## BEGIN

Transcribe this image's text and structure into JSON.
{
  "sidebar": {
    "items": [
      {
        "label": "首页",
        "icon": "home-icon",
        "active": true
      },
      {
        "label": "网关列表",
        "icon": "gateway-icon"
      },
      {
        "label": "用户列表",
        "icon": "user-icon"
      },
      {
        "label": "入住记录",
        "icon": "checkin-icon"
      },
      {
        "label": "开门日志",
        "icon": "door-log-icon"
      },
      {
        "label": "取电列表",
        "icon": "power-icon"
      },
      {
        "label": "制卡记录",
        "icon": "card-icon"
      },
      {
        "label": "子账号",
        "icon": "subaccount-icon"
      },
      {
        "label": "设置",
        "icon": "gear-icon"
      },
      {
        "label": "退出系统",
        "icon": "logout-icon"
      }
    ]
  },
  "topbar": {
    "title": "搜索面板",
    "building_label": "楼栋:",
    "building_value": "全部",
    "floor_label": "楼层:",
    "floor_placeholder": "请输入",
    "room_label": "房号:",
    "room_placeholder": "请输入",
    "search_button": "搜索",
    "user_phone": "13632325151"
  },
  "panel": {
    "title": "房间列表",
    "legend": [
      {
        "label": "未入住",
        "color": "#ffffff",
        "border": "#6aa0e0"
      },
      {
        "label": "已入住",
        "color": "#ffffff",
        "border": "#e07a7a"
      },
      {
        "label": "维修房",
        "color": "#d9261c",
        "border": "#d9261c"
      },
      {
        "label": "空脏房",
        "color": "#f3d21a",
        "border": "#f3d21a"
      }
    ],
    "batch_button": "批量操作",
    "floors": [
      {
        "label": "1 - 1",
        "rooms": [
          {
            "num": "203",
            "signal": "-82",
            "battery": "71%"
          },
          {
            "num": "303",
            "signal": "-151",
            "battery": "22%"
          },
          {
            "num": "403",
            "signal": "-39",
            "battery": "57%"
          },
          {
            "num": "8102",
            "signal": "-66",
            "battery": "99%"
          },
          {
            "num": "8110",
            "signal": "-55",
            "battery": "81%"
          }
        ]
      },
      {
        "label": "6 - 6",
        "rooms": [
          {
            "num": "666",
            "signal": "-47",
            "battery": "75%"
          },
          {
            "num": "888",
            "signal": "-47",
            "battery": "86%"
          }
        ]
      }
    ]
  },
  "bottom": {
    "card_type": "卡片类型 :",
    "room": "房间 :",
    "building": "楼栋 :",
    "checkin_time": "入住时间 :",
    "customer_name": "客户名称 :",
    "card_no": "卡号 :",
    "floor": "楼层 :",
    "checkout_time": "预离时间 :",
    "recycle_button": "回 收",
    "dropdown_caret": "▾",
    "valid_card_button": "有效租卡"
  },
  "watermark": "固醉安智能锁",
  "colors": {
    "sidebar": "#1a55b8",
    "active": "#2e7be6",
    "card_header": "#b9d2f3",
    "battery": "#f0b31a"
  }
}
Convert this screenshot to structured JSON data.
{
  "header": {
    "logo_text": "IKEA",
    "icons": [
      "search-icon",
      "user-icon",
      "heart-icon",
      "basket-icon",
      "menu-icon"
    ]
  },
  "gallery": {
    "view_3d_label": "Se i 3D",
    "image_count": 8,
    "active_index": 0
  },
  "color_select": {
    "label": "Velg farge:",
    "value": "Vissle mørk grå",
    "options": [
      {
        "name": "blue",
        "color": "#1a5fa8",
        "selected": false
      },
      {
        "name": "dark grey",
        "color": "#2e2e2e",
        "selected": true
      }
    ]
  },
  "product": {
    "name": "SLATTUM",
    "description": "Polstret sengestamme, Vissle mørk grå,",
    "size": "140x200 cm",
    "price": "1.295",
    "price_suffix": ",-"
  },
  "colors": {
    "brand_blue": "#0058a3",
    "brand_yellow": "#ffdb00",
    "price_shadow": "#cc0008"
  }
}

## END
## BEGIN

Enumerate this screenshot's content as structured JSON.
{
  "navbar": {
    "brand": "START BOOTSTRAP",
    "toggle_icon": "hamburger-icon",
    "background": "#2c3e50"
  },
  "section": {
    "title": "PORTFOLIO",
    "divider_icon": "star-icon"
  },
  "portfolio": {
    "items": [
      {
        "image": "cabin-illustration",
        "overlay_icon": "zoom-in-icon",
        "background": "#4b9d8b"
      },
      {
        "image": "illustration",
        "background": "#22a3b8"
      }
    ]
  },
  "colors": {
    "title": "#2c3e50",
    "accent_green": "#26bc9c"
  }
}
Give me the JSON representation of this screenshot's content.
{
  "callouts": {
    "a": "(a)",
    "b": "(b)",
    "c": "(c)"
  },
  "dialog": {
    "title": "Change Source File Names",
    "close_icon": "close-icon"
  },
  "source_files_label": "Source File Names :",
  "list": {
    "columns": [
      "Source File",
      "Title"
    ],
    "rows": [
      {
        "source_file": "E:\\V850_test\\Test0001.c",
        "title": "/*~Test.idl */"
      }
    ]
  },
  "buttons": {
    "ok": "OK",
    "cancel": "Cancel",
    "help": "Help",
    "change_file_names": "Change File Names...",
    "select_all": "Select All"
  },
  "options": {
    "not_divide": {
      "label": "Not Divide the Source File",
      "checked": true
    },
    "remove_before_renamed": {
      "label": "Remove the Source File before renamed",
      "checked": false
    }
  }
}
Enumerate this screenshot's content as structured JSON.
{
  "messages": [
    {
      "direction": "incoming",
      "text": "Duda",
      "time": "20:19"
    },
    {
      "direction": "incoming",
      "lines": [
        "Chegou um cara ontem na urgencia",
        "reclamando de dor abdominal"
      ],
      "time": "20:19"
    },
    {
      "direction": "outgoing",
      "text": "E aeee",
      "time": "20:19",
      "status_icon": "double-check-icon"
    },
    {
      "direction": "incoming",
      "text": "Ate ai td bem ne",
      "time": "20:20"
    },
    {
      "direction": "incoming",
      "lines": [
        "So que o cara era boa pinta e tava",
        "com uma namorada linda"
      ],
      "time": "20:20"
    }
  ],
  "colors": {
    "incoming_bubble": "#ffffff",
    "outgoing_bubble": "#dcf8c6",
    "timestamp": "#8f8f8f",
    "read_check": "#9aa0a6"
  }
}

## END

The problem: Copy each line of the records that contains the word "JSON".

Finished answer:
Transcribe this image's text and structure into JSON.
Convert this screenshot to structured JSON data.
Enumerate this screenshot's content as structured JSON.
Give me the JSON representation of this screenshot's content.
Enumerate this screenshot's content as structured JSON.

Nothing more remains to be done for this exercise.